> _EXTRACTED ENTRIES_
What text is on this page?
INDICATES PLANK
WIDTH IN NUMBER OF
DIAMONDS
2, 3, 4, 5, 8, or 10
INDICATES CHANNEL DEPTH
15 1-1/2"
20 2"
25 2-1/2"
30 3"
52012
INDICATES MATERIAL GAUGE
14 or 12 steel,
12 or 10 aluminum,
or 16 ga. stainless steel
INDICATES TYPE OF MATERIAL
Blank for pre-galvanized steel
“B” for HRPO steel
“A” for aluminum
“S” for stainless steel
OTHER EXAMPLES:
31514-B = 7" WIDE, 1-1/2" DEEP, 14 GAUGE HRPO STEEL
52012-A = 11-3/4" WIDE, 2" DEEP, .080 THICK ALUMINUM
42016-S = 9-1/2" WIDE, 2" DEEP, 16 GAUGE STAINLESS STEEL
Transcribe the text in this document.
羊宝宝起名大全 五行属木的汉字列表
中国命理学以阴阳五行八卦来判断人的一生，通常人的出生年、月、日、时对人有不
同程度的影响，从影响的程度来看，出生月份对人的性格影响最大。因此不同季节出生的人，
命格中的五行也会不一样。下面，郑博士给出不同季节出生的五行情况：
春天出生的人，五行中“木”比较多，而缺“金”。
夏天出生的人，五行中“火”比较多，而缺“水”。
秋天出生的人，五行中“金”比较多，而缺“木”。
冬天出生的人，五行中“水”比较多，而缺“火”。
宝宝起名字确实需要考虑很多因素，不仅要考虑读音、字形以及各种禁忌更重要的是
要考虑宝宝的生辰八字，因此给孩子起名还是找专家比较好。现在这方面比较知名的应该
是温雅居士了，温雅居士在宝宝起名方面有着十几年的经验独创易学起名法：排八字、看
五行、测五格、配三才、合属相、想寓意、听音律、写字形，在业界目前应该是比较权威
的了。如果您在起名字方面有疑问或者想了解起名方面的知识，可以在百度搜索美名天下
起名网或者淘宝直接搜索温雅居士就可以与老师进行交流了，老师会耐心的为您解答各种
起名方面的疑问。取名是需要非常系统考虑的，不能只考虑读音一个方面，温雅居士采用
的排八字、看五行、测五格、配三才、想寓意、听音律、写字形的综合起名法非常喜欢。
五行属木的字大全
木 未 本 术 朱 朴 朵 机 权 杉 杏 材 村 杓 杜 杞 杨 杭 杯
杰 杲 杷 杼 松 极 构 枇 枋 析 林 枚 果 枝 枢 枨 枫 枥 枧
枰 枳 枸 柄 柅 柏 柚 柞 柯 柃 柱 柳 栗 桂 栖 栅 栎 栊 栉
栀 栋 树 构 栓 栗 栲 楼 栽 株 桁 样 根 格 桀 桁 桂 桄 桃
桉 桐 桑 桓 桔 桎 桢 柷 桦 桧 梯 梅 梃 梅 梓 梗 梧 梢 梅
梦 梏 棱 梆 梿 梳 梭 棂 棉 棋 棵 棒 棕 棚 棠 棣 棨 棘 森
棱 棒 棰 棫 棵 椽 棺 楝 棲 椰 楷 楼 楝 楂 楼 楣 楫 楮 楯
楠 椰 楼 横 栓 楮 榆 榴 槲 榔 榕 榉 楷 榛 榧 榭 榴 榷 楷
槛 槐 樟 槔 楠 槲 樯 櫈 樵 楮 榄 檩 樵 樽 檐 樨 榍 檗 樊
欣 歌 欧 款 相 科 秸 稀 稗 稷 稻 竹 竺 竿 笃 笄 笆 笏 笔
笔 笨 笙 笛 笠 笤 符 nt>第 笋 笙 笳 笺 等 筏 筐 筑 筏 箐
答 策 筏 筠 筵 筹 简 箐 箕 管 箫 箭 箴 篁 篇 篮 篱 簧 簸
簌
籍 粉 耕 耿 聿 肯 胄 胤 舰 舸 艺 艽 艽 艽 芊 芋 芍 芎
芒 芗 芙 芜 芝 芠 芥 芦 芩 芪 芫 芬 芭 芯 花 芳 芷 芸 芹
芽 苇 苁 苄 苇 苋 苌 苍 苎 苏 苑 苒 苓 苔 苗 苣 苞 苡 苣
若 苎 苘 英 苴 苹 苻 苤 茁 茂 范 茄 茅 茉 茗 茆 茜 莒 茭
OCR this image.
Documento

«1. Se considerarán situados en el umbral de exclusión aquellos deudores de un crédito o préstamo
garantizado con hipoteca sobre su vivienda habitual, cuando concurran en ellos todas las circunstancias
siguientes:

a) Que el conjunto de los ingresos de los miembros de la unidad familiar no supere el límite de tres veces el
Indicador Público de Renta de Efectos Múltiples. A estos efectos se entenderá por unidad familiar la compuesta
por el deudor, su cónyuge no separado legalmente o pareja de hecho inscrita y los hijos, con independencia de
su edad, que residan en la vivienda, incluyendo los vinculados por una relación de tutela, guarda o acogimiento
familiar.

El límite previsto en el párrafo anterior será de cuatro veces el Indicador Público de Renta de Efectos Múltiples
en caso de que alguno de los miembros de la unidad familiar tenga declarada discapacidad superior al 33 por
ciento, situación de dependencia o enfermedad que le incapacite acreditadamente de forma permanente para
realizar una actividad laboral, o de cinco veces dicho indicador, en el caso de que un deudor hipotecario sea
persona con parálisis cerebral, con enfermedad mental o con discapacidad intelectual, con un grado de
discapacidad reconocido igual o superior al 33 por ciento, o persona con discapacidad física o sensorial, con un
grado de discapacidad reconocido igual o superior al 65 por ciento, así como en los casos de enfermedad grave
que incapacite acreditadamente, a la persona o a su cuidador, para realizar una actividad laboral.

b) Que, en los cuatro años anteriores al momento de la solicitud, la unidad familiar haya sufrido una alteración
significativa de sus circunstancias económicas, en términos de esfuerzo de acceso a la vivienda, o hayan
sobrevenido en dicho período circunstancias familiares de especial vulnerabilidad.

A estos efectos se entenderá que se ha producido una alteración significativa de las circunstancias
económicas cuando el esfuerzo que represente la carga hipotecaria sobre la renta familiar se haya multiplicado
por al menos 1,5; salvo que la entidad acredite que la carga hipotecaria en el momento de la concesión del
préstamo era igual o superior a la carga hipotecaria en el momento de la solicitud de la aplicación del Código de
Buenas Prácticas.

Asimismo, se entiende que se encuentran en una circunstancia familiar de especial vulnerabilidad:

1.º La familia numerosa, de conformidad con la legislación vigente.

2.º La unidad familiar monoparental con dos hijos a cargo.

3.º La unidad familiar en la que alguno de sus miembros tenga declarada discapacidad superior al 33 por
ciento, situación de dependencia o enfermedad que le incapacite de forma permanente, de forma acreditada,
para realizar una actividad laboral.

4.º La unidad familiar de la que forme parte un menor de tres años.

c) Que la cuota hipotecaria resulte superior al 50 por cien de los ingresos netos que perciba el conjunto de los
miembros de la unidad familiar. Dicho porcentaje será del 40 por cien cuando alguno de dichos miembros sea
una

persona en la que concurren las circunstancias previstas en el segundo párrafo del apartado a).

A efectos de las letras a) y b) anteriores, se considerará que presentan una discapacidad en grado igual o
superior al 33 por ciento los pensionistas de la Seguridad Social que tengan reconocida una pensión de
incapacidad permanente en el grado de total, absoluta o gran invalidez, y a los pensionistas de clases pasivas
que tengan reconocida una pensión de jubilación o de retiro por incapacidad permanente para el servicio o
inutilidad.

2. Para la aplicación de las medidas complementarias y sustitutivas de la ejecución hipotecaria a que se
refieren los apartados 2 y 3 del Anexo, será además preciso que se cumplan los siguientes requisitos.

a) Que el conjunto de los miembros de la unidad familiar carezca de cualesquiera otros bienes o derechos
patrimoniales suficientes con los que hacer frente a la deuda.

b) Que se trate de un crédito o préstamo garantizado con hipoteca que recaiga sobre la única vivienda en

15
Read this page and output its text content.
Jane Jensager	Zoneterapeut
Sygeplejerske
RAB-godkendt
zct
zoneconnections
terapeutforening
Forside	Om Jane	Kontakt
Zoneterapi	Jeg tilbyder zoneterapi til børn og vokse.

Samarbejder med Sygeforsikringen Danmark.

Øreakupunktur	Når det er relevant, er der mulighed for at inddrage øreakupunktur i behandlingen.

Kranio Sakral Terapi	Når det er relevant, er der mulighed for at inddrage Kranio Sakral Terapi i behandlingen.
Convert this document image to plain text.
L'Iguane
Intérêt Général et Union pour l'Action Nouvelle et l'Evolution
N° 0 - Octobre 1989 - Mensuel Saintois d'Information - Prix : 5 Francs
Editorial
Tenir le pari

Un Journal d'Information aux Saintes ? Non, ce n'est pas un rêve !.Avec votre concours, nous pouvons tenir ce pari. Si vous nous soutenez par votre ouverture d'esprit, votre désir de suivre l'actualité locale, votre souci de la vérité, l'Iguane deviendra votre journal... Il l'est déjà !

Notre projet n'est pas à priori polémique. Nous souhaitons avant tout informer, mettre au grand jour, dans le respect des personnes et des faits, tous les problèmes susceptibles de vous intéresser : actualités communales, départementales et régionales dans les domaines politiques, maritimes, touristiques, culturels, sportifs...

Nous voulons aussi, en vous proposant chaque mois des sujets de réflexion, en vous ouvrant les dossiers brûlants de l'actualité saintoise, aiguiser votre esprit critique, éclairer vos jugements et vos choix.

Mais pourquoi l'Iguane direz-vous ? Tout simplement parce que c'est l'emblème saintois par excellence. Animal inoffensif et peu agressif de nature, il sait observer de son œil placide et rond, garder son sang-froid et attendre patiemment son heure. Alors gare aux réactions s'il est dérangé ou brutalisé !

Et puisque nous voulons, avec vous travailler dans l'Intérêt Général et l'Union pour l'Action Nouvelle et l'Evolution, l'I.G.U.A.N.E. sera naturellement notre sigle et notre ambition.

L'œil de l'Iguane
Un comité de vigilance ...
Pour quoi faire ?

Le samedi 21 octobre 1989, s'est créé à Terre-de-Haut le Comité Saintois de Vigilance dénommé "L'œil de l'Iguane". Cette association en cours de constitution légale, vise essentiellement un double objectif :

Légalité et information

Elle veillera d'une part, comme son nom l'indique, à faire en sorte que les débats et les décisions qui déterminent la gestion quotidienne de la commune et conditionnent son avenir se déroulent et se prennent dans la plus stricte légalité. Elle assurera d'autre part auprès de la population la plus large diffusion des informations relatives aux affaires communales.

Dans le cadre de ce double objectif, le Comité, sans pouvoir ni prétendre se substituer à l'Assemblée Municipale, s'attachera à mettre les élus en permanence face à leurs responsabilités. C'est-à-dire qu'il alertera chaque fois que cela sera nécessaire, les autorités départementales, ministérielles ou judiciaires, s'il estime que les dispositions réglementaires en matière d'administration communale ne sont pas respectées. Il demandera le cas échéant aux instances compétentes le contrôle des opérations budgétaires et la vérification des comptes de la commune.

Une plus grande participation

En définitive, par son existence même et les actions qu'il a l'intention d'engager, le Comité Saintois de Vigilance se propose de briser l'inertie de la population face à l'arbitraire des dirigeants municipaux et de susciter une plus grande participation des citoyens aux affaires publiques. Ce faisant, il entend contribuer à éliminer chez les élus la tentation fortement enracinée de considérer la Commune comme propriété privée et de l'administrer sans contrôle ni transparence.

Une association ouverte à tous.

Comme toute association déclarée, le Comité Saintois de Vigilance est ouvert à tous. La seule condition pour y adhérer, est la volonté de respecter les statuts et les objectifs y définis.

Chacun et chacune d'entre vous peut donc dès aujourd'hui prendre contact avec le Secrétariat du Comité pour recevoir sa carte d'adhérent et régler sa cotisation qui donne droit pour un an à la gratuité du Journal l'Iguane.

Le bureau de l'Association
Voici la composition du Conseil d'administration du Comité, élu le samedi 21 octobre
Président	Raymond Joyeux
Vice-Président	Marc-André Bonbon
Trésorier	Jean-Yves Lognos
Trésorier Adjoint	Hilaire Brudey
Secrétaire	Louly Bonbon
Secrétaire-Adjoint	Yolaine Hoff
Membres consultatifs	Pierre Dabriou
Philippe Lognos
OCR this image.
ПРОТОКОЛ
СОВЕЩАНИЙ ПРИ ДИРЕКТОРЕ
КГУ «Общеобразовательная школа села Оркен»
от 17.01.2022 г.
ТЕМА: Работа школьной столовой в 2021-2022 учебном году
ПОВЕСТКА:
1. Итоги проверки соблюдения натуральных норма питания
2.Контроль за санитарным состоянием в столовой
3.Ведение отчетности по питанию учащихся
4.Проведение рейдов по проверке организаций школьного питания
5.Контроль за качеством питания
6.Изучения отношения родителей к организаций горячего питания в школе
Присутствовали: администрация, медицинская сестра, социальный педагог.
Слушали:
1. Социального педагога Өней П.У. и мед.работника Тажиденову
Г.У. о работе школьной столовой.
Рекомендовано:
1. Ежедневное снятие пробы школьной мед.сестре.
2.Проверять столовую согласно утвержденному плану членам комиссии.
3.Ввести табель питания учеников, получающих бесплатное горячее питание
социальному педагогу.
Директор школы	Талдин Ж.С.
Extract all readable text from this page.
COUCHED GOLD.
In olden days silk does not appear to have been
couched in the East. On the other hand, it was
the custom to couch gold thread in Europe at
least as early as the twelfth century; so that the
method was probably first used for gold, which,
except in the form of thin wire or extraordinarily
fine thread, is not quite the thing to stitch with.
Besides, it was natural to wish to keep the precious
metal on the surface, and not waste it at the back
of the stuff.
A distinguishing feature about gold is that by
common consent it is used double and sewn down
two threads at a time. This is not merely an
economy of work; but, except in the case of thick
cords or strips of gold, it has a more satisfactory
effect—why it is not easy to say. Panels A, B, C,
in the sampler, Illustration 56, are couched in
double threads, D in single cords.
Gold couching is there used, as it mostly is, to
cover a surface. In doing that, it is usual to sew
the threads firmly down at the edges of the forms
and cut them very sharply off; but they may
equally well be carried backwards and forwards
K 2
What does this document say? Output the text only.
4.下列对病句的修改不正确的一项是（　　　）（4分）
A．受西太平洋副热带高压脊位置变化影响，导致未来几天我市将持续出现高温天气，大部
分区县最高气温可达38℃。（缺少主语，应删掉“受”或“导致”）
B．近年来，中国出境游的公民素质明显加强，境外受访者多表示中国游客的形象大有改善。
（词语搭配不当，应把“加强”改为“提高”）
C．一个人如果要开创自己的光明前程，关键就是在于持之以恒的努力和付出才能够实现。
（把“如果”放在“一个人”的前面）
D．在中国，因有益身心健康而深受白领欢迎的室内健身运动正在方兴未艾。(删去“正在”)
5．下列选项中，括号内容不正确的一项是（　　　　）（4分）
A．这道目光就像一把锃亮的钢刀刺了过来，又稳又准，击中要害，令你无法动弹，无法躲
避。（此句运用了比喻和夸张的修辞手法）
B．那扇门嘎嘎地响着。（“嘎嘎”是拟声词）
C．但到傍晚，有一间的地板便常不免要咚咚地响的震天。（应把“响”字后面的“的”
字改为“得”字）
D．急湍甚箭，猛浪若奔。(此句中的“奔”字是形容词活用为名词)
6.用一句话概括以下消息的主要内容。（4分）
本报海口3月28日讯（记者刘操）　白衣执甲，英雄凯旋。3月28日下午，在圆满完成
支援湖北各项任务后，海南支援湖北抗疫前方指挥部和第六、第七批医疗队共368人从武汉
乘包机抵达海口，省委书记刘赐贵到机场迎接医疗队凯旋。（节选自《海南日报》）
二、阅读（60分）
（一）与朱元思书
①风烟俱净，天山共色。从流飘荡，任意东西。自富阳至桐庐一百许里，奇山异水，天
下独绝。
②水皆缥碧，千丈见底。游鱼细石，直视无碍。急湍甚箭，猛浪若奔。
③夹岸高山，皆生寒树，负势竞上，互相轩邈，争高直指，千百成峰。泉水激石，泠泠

> _GIVEN PROBLEM_
Wherever a line in the data above holds "surface", copy that line.

> _SOLVED EXERCISE_
metal on the surface, and not waste it at the back
cover a surface. In doing that, it is usual to sew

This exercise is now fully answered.